> **WRITTEN EXERCISE**: Without including any images, reproduce each entry exactly.

> **DATA SECTION**:
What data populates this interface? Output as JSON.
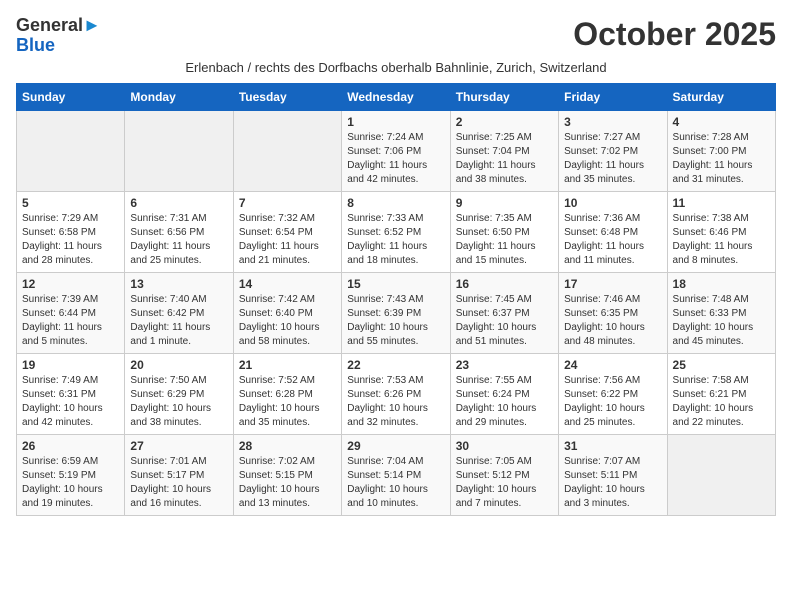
{
  "header": {
    "logo_general": "General",
    "logo_blue": "Blue",
    "month_title": "October 2025",
    "subtitle": "Erlenbach / rechts des Dorfbachs oberhalb Bahnlinie, Zurich, Switzerland"
  },
  "weekdays": [
    "Sunday",
    "Monday",
    "Tuesday",
    "Wednesday",
    "Thursday",
    "Friday",
    "Saturday"
  ],
  "weeks": [
    [
      {
        "day": "",
        "sunrise": "",
        "sunset": "",
        "daylight": ""
      },
      {
        "day": "",
        "sunrise": "",
        "sunset": "",
        "daylight": ""
      },
      {
        "day": "",
        "sunrise": "",
        "sunset": "",
        "daylight": ""
      },
      {
        "day": "1",
        "sunrise": "Sunrise: 7:24 AM",
        "sunset": "Sunset: 7:06 PM",
        "daylight": "Daylight: 11 hours and 42 minutes."
      },
      {
        "day": "2",
        "sunrise": "Sunrise: 7:25 AM",
        "sunset": "Sunset: 7:04 PM",
        "daylight": "Daylight: 11 hours and 38 minutes."
      },
      {
        "day": "3",
        "sunrise": "Sunrise: 7:27 AM",
        "sunset": "Sunset: 7:02 PM",
        "daylight": "Daylight: 11 hours and 35 minutes."
      },
      {
        "day": "4",
        "sunrise": "Sunrise: 7:28 AM",
        "sunset": "Sunset: 7:00 PM",
        "daylight": "Daylight: 11 hours and 31 minutes."
      }
    ],
    [
      {
        "day": "5",
        "sunrise": "Sunrise: 7:29 AM",
        "sunset": "Sunset: 6:58 PM",
        "daylight": "Daylight: 11 hours and 28 minutes."
      },
      {
        "day": "6",
        "sunrise": "Sunrise: 7:31 AM",
        "sunset": "Sunset: 6:56 PM",
        "daylight": "Daylight: 11 hours and 25 minutes."
      },
      {
        "day": "7",
        "sunrise": "Sunrise: 7:32 AM",
        "sunset": "Sunset: 6:54 PM",
        "daylight": "Daylight: 11 hours and 21 minutes."
      },
      {
        "day": "8",
        "sunrise": "Sunrise: 7:33 AM",
        "sunset": "Sunset: 6:52 PM",
        "daylight": "Daylight: 11 hours and 18 minutes."
      },
      {
        "day": "9",
        "sunrise": "Sunrise: 7:35 AM",
        "sunset": "Sunset: 6:50 PM",
        "daylight": "Daylight: 11 hours and 15 minutes."
      },
      {
        "day": "10",
        "sunrise": "Sunrise: 7:36 AM",
        "sunset": "Sunset: 6:48 PM",
        "daylight": "Daylight: 11 hours and 11 minutes."
      },
      {
        "day": "11",
        "sunrise": "Sunrise: 7:38 AM",
        "sunset": "Sunset: 6:46 PM",
        "daylight": "Daylight: 11 hours and 8 minutes."
      }
    ],
    [
      {
        "day": "12",
        "sunrise": "Sunrise: 7:39 AM",
        "sunset": "Sunset: 6:44 PM",
        "daylight": "Daylight: 11 hours and 5 minutes."
      },
      {
        "day": "13",
        "sunrise": "Sunrise: 7:40 AM",
        "sunset": "Sunset: 6:42 PM",
        "daylight": "Daylight: 11 hours and 1 minute."
      },
      {
        "day": "14",
        "sunrise": "Sunrise: 7:42 AM",
        "sunset": "Sunset: 6:40 PM",
        "daylight": "Daylight: 10 hours and 58 minutes."
      },
      {
        "day": "15",
        "sunrise": "Sunrise: 7:43 AM",
        "sunset": "Sunset: 6:39 PM",
        "daylight": "Daylight: 10 hours and 55 minutes."
      },
      {
        "day": "16",
        "sunrise": "Sunrise: 7:45 AM",
        "sunset": "Sunset: 6:37 PM",
        "daylight": "Daylight: 10 hours and 51 minutes."
      },
      {
        "day": "17",
        "sunrise": "Sunrise: 7:46 AM",
        "sunset": "Sunset: 6:35 PM",
        "daylight": "Daylight: 10 hours and 48 minutes."
      },
      {
        "day": "18",
        "sunrise": "Sunrise: 7:48 AM",
        "sunset": "Sunset: 6:33 PM",
        "daylight": "Daylight: 10 hours and 45 minutes."
      }
    ],
    [
      {
        "day": "19",
        "sunrise": "Sunrise: 7:49 AM",
        "sunset": "Sunset: 6:31 PM",
        "daylight": "Daylight: 10 hours and 42 minutes."
      },
      {
        "day": "20",
        "sunrise": "Sunrise: 7:50 AM",
        "sunset": "Sunset: 6:29 PM",
        "daylight": "Daylight: 10 hours and 38 minutes."
      },
      {
        "day": "21",
        "sunrise": "Sunrise: 7:52 AM",
        "sunset": "Sunset: 6:28 PM",
        "daylight": "Daylight: 10 hours and 35 minutes."
      },
      {
        "day": "22",
        "sunrise": "Sunrise: 7:53 AM",
        "sunset": "Sunset: 6:26 PM",
        "daylight": "Daylight: 10 hours and 32 minutes."
      },
      {
        "day": "23",
        "sunrise": "Sunrise: 7:55 AM",
        "sunset": "Sunset: 6:24 PM",
        "daylight": "Daylight: 10 hours and 29 minutes."
      },
      {
        "day": "24",
        "sunrise": "Sunrise: 7:56 AM",
        "sunset": "Sunset: 6:22 PM",
        "daylight": "Daylight: 10 hours and 25 minutes."
      },
      {
        "day": "25",
        "sunrise": "Sunrise: 7:58 AM",
        "sunset": "Sunset: 6:21 PM",
        "daylight": "Daylight: 10 hours and 22 minutes."
      }
    ],
    [
      {
        "day": "26",
        "sunrise": "Sunrise: 6:59 AM",
        "sunset": "Sunset: 5:19 PM",
        "daylight": "Daylight: 10 hours and 19 minutes."
      },
      {
        "day": "27",
        "sunrise": "Sunrise: 7:01 AM",
        "sunset": "Sunset: 5:17 PM",
        "daylight": "Daylight: 10 hours and 16 minutes."
      },
      {
        "day": "28",
        "sunrise": "Sunrise: 7:02 AM",
        "sunset": "Sunset: 5:15 PM",
        "daylight": "Daylight: 10 hours and 13 minutes."
      },
      {
        "day": "29",
        "sunrise": "Sunrise: 7:04 AM",
        "sunset": "Sunset: 5:14 PM",
        "daylight": "Daylight: 10 hours and 10 minutes."
      },
      {
        "day": "30",
        "sunrise": "Sunrise: 7:05 AM",
        "sunset": "Sunset: 5:12 PM",
        "daylight": "Daylight: 10 hours and 7 minutes."
      },
      {
        "day": "31",
        "sunrise": "Sunrise: 7:07 AM",
        "sunset": "Sunset: 5:11 PM",
        "daylight": "Daylight: 10 hours and 3 minutes."
      },
      {
        "day": "",
        "sunrise": "",
        "sunset": "",
        "daylight": ""
      }
    ]
  ]
}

> **RESPONSE FOR THIS EXERCISE**:
What data populates this interface? Output as JSON.
{
  "header": {
    "logo_general": "General",
    "logo_blue": "Blue",
    "month_title": "October 2025",
    "subtitle": "Erlenbach / rechts des Dorfbachs oberhalb Bahnlinie, Zurich, Switzerland"
  },
  "weekdays": [
    "Sunday",
    "Monday",
    "Tuesday",
    "Wednesday",
    "Thursday",
    "Friday",
    "Saturday"
  ],
  "weeks": [
    [
      {
        "day": "",
        "sunrise": "",
        "sunset": "",
        "daylight": ""
      },
      {
        "day": "",
        "sunrise": "",
        "sunset": "",
        "daylight": ""
      },
      {
        "day": "",
        "sunrise": "",
        "sunset": "",
        "daylight": ""
      },
      {
        "day": "1",
        "sunrise": "Sunrise: 7:24 AM",
        "sunset": "Sunset: 7:06 PM",
        "daylight": "Daylight: 11 hours and 42 minutes."
      },
      {
        "day": "2",
        "sunrise": "Sunrise: 7:25 AM",
        "sunset": "Sunset: 7:04 PM",
        "daylight": "Daylight: 11 hours and 38 minutes."
      },
      {
        "day": "3",
        "sunrise": "Sunrise: 7:27 AM",
        "sunset": "Sunset: 7:02 PM",
        "daylight": "Daylight: 11 hours and 35 minutes."
      },
      {
        "day": "4",
        "sunrise": "Sunrise: 7:28 AM",
        "sunset": "Sunset: 7:00 PM",
        "daylight": "Daylight: 11 hours and 31 minutes."
      }
    ],
    [
      {
        "day": "5",
        "sunrise": "Sunrise: 7:29 AM",
        "sunset": "Sunset: 6:58 PM",
        "daylight": "Daylight: 11 hours and 28 minutes."
      },
      {
        "day": "6",
        "sunrise": "Sunrise: 7:31 AM",
        "sunset": "Sunset: 6:56 PM",
        "daylight": "Daylight: 11 hours and 25 minutes."
      },
      {
        "day": "7",
        "sunrise": "Sunrise: 7:32 AM",
        "sunset": "Sunset: 6:54 PM",
        "daylight": "Daylight: 11 hours and 21 minutes."
      },
      {
        "day": "8",
        "sunrise": "Sunrise: 7:33 AM",
        "sunset": "Sunset: 6:52 PM",
        "daylight": "Daylight: 11 hours and 18 minutes."
      },
      {
        "day": "9",
        "sunrise": "Sunrise: 7:35 AM",
        "sunset": "Sunset: 6:50 PM",
        "daylight": "Daylight: 11 hours and 15 minutes."
      },
      {
        "day": "10",
        "sunrise": "Sunrise: 7:36 AM",
        "sunset": "Sunset: 6:48 PM",
        "daylight": "Daylight: 11 hours and 11 minutes."
      },
      {
        "day": "11",
        "sunrise": "Sunrise: 7:38 AM",
        "sunset": "Sunset: 6:46 PM",
        "daylight": "Daylight: 11 hours and 8 minutes."
      }
    ],
    [
      {
        "day": "12",
        "sunrise": "Sunrise: 7:39 AM",
        "sunset": "Sunset: 6:44 PM",
        "daylight": "Daylight: 11 hours and 5 minutes."
      },
      {
        "day": "13",
        "sunrise": "Sunrise: 7:40 AM",
        "sunset": "Sunset: 6:42 PM",
        "daylight": "Daylight: 11 hours and 1 minute."
      },
      {
        "day": "14",
        "sunrise": "Sunrise: 7:42 AM",
        "sunset": "Sunset: 6:40 PM",
        "daylight": "Daylight: 10 hours and 58 minutes."
      },
      {
        "day": "15",
        "sunrise": "Sunrise: 7:43 AM",
        "sunset": "Sunset: 6:39 PM",
        "daylight": "Daylight: 10 hours and 55 minutes."
      },
      {
        "day": "16",
        "sunrise": "Sunrise: 7:45 AM",
        "sunset": "Sunset: 6:37 PM",
        "daylight": "Daylight: 10 hours and 51 minutes."
      },
      {
        "day": "17",
        "sunrise": "Sunrise: 7:46 AM",
        "sunset": "Sunset: 6:35 PM",
        "daylight": "Daylight: 10 hours and 48 minutes."
      },
      {
        "day": "18",
        "sunrise": "Sunrise: 7:48 AM",
        "sunset": "Sunset: 6:33 PM",
        "daylight": "Daylight: 10 hours and 45 minutes."
      }
    ],
    [
      {
        "day": "19",
        "sunrise": "Sunrise: 7:49 AM",
        "sunset": "Sunset: 6:31 PM",
        "daylight": "Daylight: 10 hours and 42 minutes."
      },
      {
        "day": "20",
        "sunrise": "Sunrise: 7:50 AM",
        "sunset": "Sunset: 6:29 PM",
        "daylight": "Daylight: 10 hours and 38 minutes."
      },
      {
        "day": "21",
        "sunrise": "Sunrise: 7:52 AM",
        "sunset": "Sunset: 6:28 PM",
        "daylight": "Daylight: 10 hours and 35 minutes."
      },
      {
        "day": "22",
        "sunrise": "Sunrise: 7:53 AM",
        "sunset": "Sunset: 6:26 PM",
        "daylight": "Daylight: 10 hours and 32 minutes."
      },
      {
        "day": "23",
        "sunrise": "Sunrise: 7:55 AM",
        "sunset": "Sunset: 6:24 PM",
        "daylight": "Daylight: 10 hours and 29 minutes."
      },
      {
        "day": "24",
        "sunrise": "Sunrise: 7:56 AM",
        "sunset": "Sunset: 6:22 PM",
        "daylight": "Daylight: 10 hours and 25 minutes."
      },
      {
        "day": "25",
        "sunrise": "Sunrise: 7:58 AM",
        "sunset": "Sunset: 6:21 PM",
        "daylight": "Daylight: 10 hours and 22 minutes."
      }
    ],
    [
      {
        "day": "26",
        "sunrise": "Sunrise: 6:59 AM",
        "sunset": "Sunset: 5:19 PM",
        "daylight": "Daylight: 10 hours and 19 minutes."
      },
      {
        "day": "27",
        "sunrise": "Sunrise: 7:01 AM",
        "sunset": "Sunset: 5:17 PM",
        "daylight": "Daylight: 10 hours and 16 minutes."
      },
      {
        "day": "28",
        "sunrise": "Sunrise: 7:02 AM",
        "sunset": "Sunset: 5:15 PM",
        "daylight": "Daylight: 10 hours and 13 minutes."
      },
      {
        "day": "29",
        "sunrise": "Sunrise: 7:04 AM",
        "sunset": "Sunset: 5:14 PM",
        "daylight": "Daylight: 10 hours and 10 minutes."
      },
      {
        "day": "30",
        "sunrise": "Sunrise: 7:05 AM",
        "sunset": "Sunset: 5:12 PM",
        "daylight": "Daylight: 10 hours and 7 minutes."
      },
      {
        "day": "31",
        "sunrise": "Sunrise: 7:07 AM",
        "sunset": "Sunset: 5:11 PM",
        "daylight": "Daylight: 10 hours and 3 minutes."
      },
      {
        "day": "",
        "sunrise": "",
        "sunset": "",
        "daylight": ""
      }
    ]
  ]
}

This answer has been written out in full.